* **Set task**
Separate out the lines that hold "hatch".

* **Data section**
-- start --

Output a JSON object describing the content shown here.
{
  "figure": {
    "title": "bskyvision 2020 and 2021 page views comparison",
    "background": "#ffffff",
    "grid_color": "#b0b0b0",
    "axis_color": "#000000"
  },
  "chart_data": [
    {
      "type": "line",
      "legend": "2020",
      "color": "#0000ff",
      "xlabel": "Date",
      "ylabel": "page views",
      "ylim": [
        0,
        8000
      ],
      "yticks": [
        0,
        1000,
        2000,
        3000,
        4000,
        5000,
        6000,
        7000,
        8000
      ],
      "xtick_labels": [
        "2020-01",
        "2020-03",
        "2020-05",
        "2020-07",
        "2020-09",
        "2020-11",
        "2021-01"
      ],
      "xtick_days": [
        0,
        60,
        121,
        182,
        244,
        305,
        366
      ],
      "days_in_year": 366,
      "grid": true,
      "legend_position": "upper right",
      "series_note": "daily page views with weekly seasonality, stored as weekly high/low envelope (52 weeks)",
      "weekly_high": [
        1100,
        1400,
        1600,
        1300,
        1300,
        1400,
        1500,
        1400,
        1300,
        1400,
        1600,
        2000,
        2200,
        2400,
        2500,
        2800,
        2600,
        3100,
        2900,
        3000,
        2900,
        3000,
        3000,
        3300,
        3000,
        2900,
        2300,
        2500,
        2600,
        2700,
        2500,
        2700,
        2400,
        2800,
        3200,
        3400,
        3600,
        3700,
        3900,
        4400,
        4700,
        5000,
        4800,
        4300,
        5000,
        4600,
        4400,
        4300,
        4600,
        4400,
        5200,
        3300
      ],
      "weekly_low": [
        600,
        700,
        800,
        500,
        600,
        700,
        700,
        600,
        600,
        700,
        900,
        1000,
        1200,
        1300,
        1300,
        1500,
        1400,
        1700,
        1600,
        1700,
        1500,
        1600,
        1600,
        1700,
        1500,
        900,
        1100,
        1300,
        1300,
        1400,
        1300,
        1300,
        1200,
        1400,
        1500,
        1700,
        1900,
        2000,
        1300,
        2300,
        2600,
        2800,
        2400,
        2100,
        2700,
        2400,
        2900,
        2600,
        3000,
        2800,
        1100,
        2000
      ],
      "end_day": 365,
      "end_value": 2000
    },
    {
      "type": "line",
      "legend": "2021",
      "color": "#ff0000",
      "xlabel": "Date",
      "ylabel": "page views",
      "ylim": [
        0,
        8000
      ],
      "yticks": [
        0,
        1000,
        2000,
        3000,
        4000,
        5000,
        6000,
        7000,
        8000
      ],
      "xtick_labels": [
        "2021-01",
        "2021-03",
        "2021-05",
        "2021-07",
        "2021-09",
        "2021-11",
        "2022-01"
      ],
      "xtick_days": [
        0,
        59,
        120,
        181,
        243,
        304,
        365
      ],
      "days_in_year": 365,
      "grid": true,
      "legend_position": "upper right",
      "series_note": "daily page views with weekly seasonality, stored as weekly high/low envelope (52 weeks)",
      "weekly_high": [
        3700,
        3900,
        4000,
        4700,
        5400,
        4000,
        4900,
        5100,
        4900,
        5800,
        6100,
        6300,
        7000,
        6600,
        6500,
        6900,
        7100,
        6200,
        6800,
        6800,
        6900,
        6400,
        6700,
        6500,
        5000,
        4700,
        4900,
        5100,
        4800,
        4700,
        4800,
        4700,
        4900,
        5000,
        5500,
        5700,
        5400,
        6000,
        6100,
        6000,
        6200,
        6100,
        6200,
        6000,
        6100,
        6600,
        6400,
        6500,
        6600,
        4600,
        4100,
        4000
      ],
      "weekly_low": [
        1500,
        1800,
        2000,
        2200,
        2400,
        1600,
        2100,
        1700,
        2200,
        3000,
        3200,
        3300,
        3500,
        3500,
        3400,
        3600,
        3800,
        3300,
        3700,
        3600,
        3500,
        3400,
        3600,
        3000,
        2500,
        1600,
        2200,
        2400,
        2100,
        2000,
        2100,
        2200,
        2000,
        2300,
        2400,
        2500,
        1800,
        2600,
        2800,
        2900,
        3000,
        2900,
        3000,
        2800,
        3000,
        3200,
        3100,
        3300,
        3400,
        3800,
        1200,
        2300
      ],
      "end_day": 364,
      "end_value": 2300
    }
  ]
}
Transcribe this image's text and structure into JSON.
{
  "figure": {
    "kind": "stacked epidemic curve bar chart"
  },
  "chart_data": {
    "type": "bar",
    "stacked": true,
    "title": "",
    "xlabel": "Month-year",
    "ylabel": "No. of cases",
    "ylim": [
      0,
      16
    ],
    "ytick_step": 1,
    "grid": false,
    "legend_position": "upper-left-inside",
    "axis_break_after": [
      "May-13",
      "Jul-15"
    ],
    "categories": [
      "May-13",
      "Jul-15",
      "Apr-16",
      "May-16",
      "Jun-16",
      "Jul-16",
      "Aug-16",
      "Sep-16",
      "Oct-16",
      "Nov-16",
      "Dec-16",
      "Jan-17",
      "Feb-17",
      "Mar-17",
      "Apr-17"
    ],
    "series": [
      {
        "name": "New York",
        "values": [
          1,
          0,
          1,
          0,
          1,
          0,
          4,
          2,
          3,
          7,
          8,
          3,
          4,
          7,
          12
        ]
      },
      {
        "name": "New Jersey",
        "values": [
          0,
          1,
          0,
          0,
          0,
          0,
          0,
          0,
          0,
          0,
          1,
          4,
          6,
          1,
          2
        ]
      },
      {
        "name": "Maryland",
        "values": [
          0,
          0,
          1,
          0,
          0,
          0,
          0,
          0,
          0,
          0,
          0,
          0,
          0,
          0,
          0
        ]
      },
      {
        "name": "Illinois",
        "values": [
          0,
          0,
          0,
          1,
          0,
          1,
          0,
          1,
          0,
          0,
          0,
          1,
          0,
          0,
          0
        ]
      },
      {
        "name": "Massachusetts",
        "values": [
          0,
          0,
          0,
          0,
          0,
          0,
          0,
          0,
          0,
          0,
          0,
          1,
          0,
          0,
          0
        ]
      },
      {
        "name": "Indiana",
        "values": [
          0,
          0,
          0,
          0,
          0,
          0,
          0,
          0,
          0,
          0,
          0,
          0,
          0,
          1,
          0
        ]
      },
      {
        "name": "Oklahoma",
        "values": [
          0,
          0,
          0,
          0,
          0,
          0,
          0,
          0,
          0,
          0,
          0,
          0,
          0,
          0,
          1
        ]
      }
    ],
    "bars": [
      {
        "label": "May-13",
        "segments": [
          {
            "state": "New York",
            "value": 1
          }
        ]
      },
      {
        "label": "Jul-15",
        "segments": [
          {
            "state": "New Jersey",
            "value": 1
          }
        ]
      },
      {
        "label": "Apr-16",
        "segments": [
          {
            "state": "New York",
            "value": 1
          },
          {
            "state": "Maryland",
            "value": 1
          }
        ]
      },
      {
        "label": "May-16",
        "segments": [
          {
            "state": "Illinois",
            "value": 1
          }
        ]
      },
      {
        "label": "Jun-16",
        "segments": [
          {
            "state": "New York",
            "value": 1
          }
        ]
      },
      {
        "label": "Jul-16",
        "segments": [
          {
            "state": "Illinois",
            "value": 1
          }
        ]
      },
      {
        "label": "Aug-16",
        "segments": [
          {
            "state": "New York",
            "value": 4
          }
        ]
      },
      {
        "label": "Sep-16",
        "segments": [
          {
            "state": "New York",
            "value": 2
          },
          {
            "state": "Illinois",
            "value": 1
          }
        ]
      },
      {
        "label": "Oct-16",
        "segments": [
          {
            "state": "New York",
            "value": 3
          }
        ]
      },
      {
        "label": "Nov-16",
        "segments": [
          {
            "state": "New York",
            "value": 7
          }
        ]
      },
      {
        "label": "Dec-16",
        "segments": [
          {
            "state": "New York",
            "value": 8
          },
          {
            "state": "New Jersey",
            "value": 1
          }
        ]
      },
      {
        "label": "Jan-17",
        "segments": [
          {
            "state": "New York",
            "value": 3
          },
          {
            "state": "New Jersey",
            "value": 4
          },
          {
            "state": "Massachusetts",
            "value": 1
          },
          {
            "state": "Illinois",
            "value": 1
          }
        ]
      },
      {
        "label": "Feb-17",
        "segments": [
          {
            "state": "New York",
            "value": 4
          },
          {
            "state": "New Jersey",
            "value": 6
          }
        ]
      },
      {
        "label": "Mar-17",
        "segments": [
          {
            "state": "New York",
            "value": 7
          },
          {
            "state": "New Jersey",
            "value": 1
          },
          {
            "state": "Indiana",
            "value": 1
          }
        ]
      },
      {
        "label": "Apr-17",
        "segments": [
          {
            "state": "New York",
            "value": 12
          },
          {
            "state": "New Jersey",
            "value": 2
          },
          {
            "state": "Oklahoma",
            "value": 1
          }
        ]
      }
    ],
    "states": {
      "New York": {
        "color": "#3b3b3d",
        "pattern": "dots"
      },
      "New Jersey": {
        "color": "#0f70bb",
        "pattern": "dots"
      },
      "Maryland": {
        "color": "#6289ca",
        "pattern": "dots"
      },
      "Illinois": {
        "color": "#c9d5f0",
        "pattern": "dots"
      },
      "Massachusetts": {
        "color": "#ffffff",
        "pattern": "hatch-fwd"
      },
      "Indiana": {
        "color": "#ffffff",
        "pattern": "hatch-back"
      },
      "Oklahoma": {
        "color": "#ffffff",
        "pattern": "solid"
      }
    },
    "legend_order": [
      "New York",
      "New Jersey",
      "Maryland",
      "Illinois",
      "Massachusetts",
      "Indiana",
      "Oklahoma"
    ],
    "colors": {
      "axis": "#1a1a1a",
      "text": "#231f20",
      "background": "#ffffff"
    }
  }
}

-- end --

* **Solved exercise**
        "pattern": "hatch-fwd"
        "pattern": "hatch-back"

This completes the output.